[Exercise description]:
Below is a block of records; reproduce all of them exactly and leave out any pictures.

>>>>

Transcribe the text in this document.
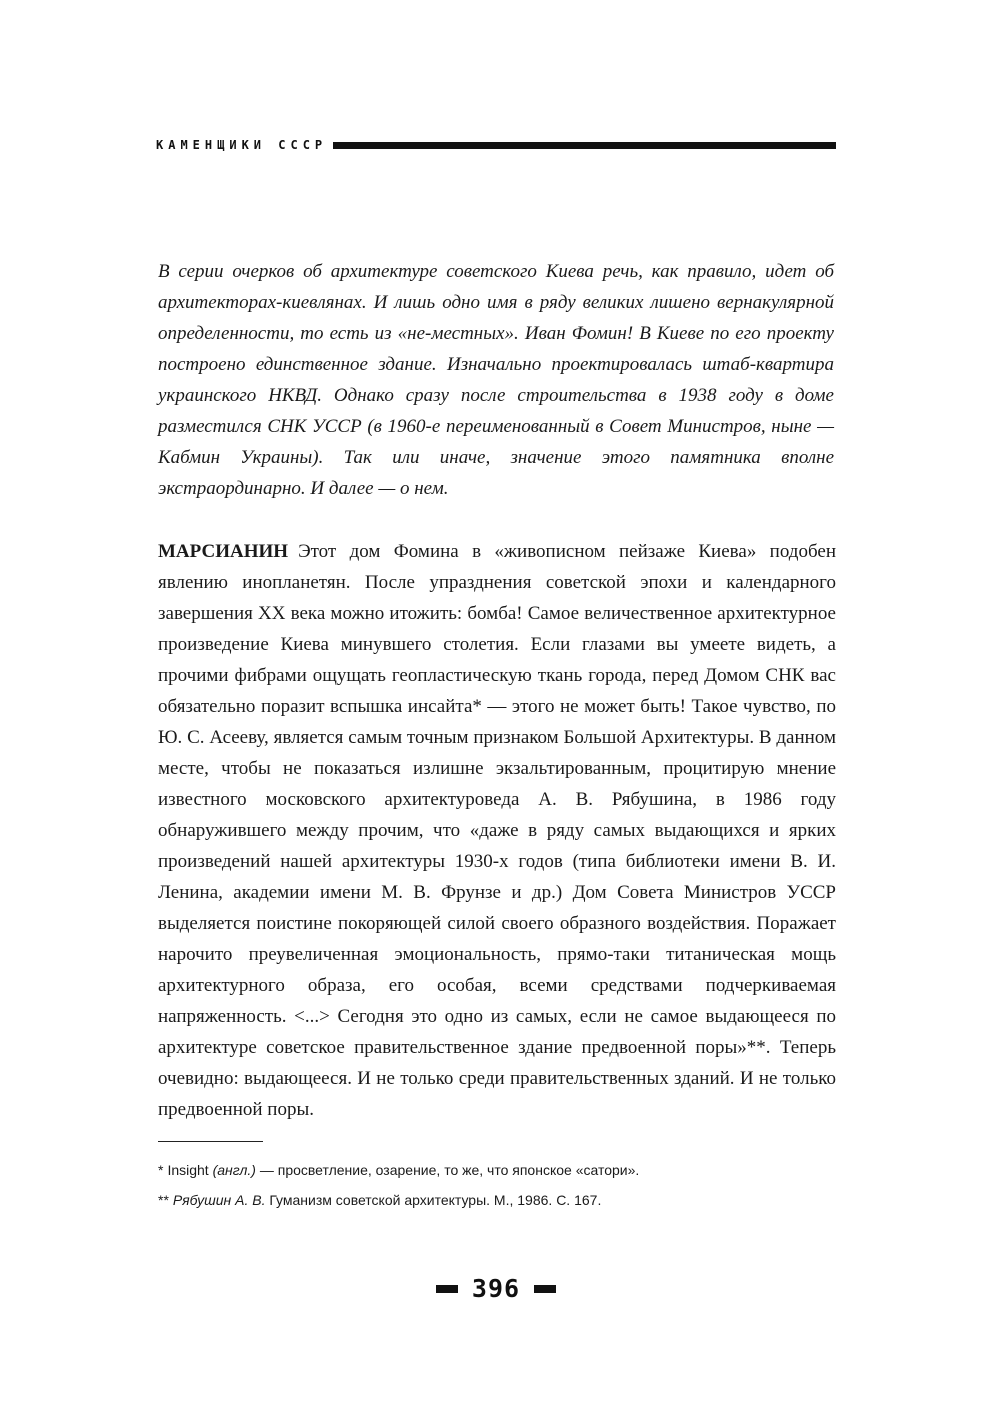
КАМЕНЩИКИ СССР

В серии очерков об архитектуре советского Киева речь, как правило, идет об архитекторах-киевлянах. И лишь одно имя в ряду великих лишено вернакулярной определенности, то есть из «не-местных». Иван Фомин! В Киеве по его проекту построено единственное здание. Изначально проектировалась штаб-квартира украинского НКВД. Однако сразу после строительства в 1938 году в доме разместился СНК УССР (в 1960-е переименованный в Совет Министров, ныне — Кабмин Украины). Так или иначе, значение этого памятника вполне экстраординарно. И далее — о нем.

МАРСИАНИН Этот дом Фомина в «живописном пейзаже Киева» подобен явлению инопланетян. После упразднения советской эпохи и календарного завершения XX века можно итожить: бомба! Самое величественное архитектурное произведение Киева минувшего столетия. Если глазами вы умеете видеть, а прочими фибрами ощущать геопластическую ткань города, перед Домом СНК вас обязательно поразит вспышка инсайта* — этого не может быть! Такое чувство, по Ю. С. Асееву, является самым точным признаком Большой Архитектуры. В данном месте, чтобы не показаться излишне экзальтированным, процитирую мнение известного московского архитектуроведа А. В. Рябушина, в 1986 году обнаружившего между прочим, что «даже в ряду самых выдающихся и ярких произведений нашей архитектуры 1930-х годов (типа библиотеки имени В. И. Ленина, академии имени М. В. Фрунзе и др.) Дом Совета Министров УССР выделяется поистине покоряющей силой своего образного воздействия. Поражает нарочито преувеличенная эмоциональность, прямо-таки титаническая мощь архитектурного образа, его особая, всеми средствами подчеркиваемая напряженность. <...> Сегодня это одно из самых, если не самое выдающееся по архитектуре советское правительственное здание предвоенной поры»**. Теперь очевидно: выдающееся. И не только среди правительственных зданий. И не только предвоенной поры.

* Insight (англ.) — просветление, озарение, то же, что японское «сатори».

** Рябушин А. В. Гуманизм советской архитектуры. М., 1986. С. 167.

396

<<<<

[Final answer]:
Transcribe the text in this document.
КАМЕНЩИКИ СССР

В серии очерков об архитектуре советского Киева речь, как правило, идет об архитекторах-киевлянах. И лишь одно имя в ряду великих лишено вернакулярной определенности, то есть из «не-местных». Иван Фомин! В Киеве по его проекту построено единственное здание. Изначально проектировалась штаб-квартира украинского НКВД. Однако сразу после строительства в 1938 году в доме разместился СНК УССР (в 1960-е переименованный в Совет Министров, ныне — Кабмин Украины). Так или иначе, значение этого памятника вполне экстраординарно. И далее — о нем.

МАРСИАНИН Этот дом Фомина в «живописном пейзаже Киева» подобен явлению инопланетян. После упразднения советской эпохи и календарного завершения XX века можно итожить: бомба! Самое величественное архитектурное произведение Киева минувшего столетия. Если глазами вы умеете видеть, а прочими фибрами ощущать геопластическую ткань города, перед Домом СНК вас обязательно поразит вспышка инсайта* — этого не может быть! Такое чувство, по Ю. С. Асееву, является самым точным признаком Большой Архитектуры. В данном месте, чтобы не показаться излишне экзальтированным, процитирую мнение известного московского архитектуроведа А. В. Рябушина, в 1986 году обнаружившего между прочим, что «даже в ряду самых выдающихся и ярких произведений нашей архитектуры 1930-х годов (типа библиотеки имени В. И. Ленина, академии имени М. В. Фрунзе и др.) Дом Совета Министров УССР выделяется поистине покоряющей силой своего образного воздействия. Поражает нарочито преувеличенная эмоциональность, прямо-таки титаническая мощь архитектурного образа, его особая, всеми средствами подчеркиваемая напряженность. <...> Сегодня это одно из самых, если не самое выдающееся по архитектуре советское правительственное здание предвоенной поры»**. Теперь очевидно: выдающееся. И не только среди правительственных зданий. И не только предвоенной поры.

* Insight (англ.) — просветление, озарение, то же, что японское «сатори».

** Рябушин А. В. Гуманизм советской архитектуры. М., 1986. С. 167.

396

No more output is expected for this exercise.